▸ Exercise prompt
Retype, without changes, every line from the line that contains "Decode this image" through the final line of the records. Exclude pictures.
• • • • •
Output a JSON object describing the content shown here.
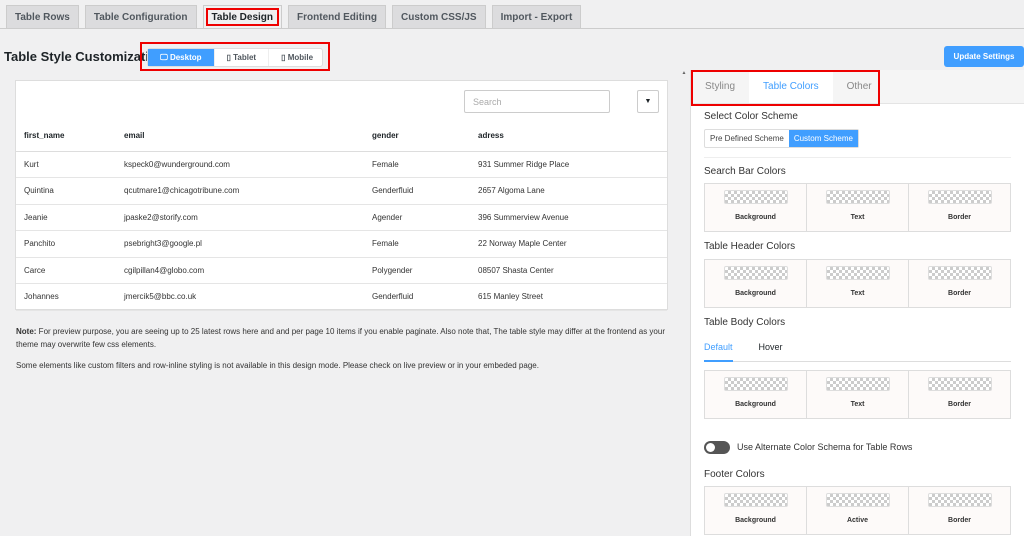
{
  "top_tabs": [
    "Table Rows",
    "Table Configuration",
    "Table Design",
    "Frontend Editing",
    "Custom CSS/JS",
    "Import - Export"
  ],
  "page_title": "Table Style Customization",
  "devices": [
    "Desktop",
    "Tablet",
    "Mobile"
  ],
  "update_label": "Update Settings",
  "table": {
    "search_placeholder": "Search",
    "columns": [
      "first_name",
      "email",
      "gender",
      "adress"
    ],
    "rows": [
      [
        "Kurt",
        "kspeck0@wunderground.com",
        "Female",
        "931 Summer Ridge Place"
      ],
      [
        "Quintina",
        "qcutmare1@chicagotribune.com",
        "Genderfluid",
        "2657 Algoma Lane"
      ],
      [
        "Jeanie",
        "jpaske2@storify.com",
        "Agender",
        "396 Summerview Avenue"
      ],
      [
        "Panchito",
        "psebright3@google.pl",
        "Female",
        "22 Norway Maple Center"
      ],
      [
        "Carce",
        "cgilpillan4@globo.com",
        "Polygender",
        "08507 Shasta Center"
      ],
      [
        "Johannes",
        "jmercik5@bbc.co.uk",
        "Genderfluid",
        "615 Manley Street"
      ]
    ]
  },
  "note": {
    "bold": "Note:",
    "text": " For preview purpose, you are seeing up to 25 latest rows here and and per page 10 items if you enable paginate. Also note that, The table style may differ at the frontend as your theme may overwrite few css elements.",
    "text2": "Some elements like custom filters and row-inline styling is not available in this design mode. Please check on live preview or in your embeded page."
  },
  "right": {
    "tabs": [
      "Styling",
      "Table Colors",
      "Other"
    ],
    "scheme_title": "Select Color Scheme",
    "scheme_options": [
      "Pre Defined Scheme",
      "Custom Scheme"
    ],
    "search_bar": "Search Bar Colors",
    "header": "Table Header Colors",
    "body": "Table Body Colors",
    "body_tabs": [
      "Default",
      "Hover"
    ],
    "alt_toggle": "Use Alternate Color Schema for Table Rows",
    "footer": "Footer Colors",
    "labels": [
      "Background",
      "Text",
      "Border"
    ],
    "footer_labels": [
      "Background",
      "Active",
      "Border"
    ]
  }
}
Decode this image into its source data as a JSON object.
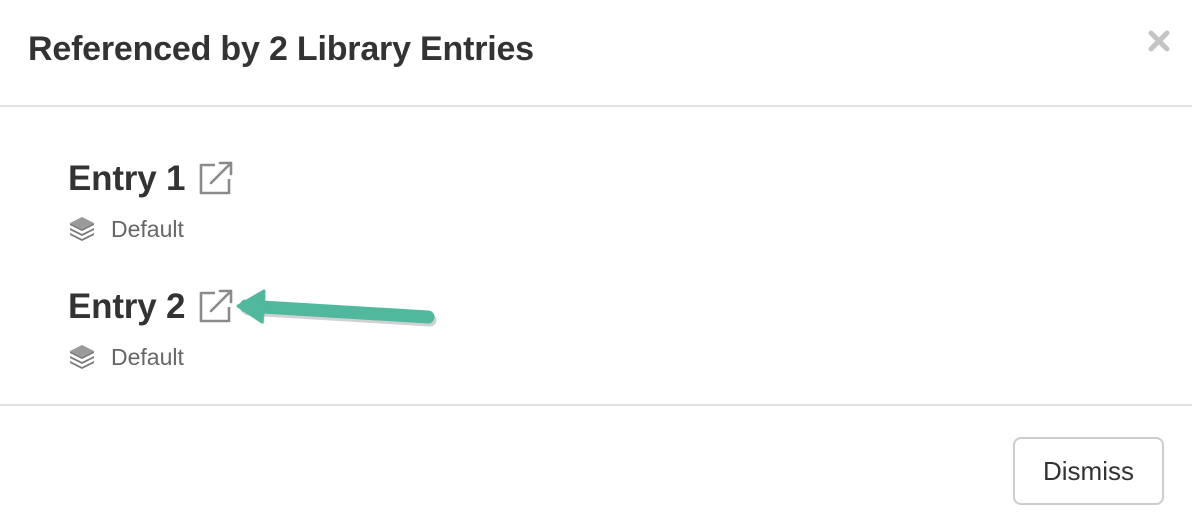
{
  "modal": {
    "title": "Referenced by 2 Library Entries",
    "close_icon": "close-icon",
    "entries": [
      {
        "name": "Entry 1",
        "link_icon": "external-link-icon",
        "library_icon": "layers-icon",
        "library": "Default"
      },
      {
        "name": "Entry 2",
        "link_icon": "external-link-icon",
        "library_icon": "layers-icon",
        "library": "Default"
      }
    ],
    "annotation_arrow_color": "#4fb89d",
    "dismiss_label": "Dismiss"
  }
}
• • • • •
▸ Full response
Decode this image into its source data as a JSON object.
{
  "modal": {
    "title": "Referenced by 2 Library Entries",
    "close_icon": "close-icon",
    "entries": [
      {
        "name": "Entry 1",
        "link_icon": "external-link-icon",
        "library_icon": "layers-icon",
        "library": "Default"
      },
      {
        "name": "Entry 2",
        "link_icon": "external-link-icon",
        "library_icon": "layers-icon",
        "library": "Default"
      }
    ],
    "annotation_arrow_color": "#4fb89d",
    "dismiss_label": "Dismiss"
  }
}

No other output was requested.